WHAT IS EXPECTED:
Your task is to print all of the data word for word.

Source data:
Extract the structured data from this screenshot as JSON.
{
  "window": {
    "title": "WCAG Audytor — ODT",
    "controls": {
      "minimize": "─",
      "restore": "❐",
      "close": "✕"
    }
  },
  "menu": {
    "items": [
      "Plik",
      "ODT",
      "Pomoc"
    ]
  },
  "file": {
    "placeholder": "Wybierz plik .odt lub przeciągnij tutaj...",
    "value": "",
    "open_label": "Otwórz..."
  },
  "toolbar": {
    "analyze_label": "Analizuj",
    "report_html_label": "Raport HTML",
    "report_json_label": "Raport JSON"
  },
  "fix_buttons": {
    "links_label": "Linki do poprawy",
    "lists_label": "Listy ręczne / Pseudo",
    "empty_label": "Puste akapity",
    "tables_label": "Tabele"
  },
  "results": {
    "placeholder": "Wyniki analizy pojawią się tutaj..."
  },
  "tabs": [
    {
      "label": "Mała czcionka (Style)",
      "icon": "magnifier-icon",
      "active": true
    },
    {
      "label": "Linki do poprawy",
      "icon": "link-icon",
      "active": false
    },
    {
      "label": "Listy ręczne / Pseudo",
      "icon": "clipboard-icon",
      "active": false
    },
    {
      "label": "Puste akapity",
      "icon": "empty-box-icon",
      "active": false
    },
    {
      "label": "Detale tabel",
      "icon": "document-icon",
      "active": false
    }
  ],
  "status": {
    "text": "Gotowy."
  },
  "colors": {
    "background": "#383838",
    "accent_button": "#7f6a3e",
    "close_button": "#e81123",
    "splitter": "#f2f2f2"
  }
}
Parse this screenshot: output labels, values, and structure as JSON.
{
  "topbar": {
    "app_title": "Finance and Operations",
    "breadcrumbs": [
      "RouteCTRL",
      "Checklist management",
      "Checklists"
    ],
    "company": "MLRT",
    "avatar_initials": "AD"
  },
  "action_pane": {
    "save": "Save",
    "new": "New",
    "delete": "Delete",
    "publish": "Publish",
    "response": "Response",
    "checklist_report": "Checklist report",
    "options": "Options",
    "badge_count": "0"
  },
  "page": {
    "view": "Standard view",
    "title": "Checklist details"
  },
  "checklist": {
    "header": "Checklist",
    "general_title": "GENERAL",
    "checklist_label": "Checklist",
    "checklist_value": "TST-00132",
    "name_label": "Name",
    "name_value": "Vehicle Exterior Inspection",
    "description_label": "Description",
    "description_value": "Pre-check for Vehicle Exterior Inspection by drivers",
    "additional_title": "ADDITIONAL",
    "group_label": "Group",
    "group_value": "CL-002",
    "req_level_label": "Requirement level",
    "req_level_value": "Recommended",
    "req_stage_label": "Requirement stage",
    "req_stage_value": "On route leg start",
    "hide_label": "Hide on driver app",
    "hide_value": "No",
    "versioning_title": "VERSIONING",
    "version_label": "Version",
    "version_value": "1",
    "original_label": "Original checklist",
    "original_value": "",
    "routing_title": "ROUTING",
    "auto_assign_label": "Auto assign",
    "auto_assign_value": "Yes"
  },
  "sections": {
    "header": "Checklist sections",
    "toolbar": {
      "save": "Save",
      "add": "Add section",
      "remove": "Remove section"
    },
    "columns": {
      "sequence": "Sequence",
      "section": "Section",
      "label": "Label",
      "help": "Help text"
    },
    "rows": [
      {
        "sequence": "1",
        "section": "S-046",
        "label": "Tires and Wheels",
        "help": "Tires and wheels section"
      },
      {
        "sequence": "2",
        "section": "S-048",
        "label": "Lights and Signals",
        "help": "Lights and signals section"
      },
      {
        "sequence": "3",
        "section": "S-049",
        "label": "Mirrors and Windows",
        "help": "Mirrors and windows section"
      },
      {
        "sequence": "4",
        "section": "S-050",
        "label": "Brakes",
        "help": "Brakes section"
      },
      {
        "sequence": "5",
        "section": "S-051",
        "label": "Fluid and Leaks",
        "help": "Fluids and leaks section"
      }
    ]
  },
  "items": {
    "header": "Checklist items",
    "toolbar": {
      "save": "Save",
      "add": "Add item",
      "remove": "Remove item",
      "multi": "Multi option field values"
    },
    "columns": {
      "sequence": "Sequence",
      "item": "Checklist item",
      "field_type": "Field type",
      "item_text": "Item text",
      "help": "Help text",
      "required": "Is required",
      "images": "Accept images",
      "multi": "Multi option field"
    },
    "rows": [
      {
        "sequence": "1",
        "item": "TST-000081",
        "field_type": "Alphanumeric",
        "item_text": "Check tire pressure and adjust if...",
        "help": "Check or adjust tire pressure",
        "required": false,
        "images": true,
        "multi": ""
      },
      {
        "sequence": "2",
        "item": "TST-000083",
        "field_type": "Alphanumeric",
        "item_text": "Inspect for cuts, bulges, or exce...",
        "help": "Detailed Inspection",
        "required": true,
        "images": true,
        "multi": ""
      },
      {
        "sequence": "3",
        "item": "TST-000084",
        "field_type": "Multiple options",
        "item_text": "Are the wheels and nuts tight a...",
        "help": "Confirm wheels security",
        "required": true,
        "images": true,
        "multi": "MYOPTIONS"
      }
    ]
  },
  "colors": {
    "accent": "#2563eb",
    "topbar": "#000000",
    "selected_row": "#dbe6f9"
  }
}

RESULT BELOW:
Extract the structured data from this screenshot as JSON.
{
  "window": {
    "title": "WCAG Audytor — ODT",
    "controls": {
      "minimize": "─",
      "restore": "❐",
      "close": "✕"
    }
  },
  "menu": {
    "items": [
      "Plik",
      "ODT",
      "Pomoc"
    ]
  },
  "file": {
    "placeholder": "Wybierz plik .odt lub przeciągnij tutaj...",
    "value": "",
    "open_label": "Otwórz..."
  },
  "toolbar": {
    "analyze_label": "Analizuj",
    "report_html_label": "Raport HTML",
    "report_json_label": "Raport JSON"
  },
  "fix_buttons": {
    "links_label": "Linki do poprawy",
    "lists_label": "Listy ręczne / Pseudo",
    "empty_label": "Puste akapity",
    "tables_label": "Tabele"
  },
  "results": {
    "placeholder": "Wyniki analizy pojawią się tutaj..."
  },
  "tabs": [
    {
      "label": "Mała czcionka (Style)",
      "icon": "magnifier-icon",
      "active": true
    },
    {
      "label": "Linki do poprawy",
      "icon": "link-icon",
      "active": false
    },
    {
      "label": "Listy ręczne / Pseudo",
      "icon": "clipboard-icon",
      "active": false
    },
    {
      "label": "Puste akapity",
      "icon": "empty-box-icon",
      "active": false
    },
    {
      "label": "Detale tabel",
      "icon": "document-icon",
      "active": false
    }
  ],
  "status": {
    "text": "Gotowy."
  },
  "colors": {
    "background": "#383838",
    "accent_button": "#7f6a3e",
    "close_button": "#e81123",
    "splitter": "#f2f2f2"
  }
}
Parse this screenshot: output labels, values, and structure as JSON.
{
  "topbar": {
    "app_title": "Finance and Operations",
    "breadcrumbs": [
      "RouteCTRL",
      "Checklist management",
      "Checklists"
    ],
    "company": "MLRT",
    "avatar_initials": "AD"
  },
  "action_pane": {
    "save": "Save",
    "new": "New",
    "delete": "Delete",
    "publish": "Publish",
    "response": "Response",
    "checklist_report": "Checklist report",
    "options": "Options",
    "badge_count": "0"
  },
  "page": {
    "view": "Standard view",
    "title": "Checklist details"
  },
  "checklist": {
    "header": "Checklist",
    "general_title": "GENERAL",
    "checklist_label": "Checklist",
    "checklist_value": "TST-00132",
    "name_label": "Name",
    "name_value": "Vehicle Exterior Inspection",
    "description_label": "Description",
    "description_value": "Pre-check for Vehicle Exterior Inspection by drivers",
    "additional_title": "ADDITIONAL",
    "group_label": "Group",
    "group_value": "CL-002",
    "req_level_label": "Requirement level",
    "req_level_value": "Recommended",
    "req_stage_label": "Requirement stage",
    "req_stage_value": "On route leg start",
    "hide_label": "Hide on driver app",
    "hide_value": "No",
    "versioning_title": "VERSIONING",
    "version_label": "Version",
    "version_value": "1",
    "original_label": "Original checklist",
    "original_value": "",
    "routing_title": "ROUTING",
    "auto_assign_label": "Auto assign",
    "auto_assign_value": "Yes"
  },
  "sections": {
    "header": "Checklist sections",
    "toolbar": {
      "save": "Save",
      "add": "Add section",
      "remove": "Remove section"
    },
    "columns": {
      "sequence": "Sequence",
      "section": "Section",
      "label": "Label",
      "help": "Help text"
    },
    "rows": [
      {
        "sequence": "1",
        "section": "S-046",
        "label": "Tires and Wheels",
        "help": "Tires and wheels section"
      },
      {
        "sequence": "2",
        "section": "S-048",
        "label": "Lights and Signals",
        "help": "Lights and signals section"
      },
      {
        "sequence": "3",
        "section": "S-049",
        "label": "Mirrors and Windows",
        "help": "Mirrors and windows section"
      },
      {
        "sequence": "4",
        "section": "S-050",
        "label": "Brakes",
        "help": "Brakes section"
      },
      {
        "sequence": "5",
        "section": "S-051",
        "label": "Fluid and Leaks",
        "help": "Fluids and leaks section"
      }
    ]
  },
  "items": {
    "header": "Checklist items",
    "toolbar": {
      "save": "Save",
      "add": "Add item",
      "remove": "Remove item",
      "multi": "Multi option field values"
    },
    "columns": {
      "sequence": "Sequence",
      "item": "Checklist item",
      "field_type": "Field type",
      "item_text": "Item text",
      "help": "Help text",
      "required": "Is required",
      "images": "Accept images",
      "multi": "Multi option field"
    },
    "rows": [
      {
        "sequence": "1",
        "item": "TST-000081",
        "field_type": "Alphanumeric",
        "item_text": "Check tire pressure and adjust if...",
        "help": "Check or adjust tire pressure",
        "required": false,
        "images": true,
        "multi": ""
      },
      {
        "sequence": "2",
        "item": "TST-000083",
        "field_type": "Alphanumeric",
        "item_text": "Inspect for cuts, bulges, or exce...",
        "help": "Detailed Inspection",
        "required": true,
        "images": true,
        "multi": ""
      },
      {
        "sequence": "3",
        "item": "TST-000084",
        "field_type": "Multiple options",
        "item_text": "Are the wheels and nuts tight a...",
        "help": "Confirm wheels security",
        "required": true,
        "images": true,
        "multi": "MYOPTIONS"
      }
    ]
  },
  "colors": {
    "accent": "#2563eb",
    "topbar": "#000000",
    "selected_row": "#dbe6f9"
  }
}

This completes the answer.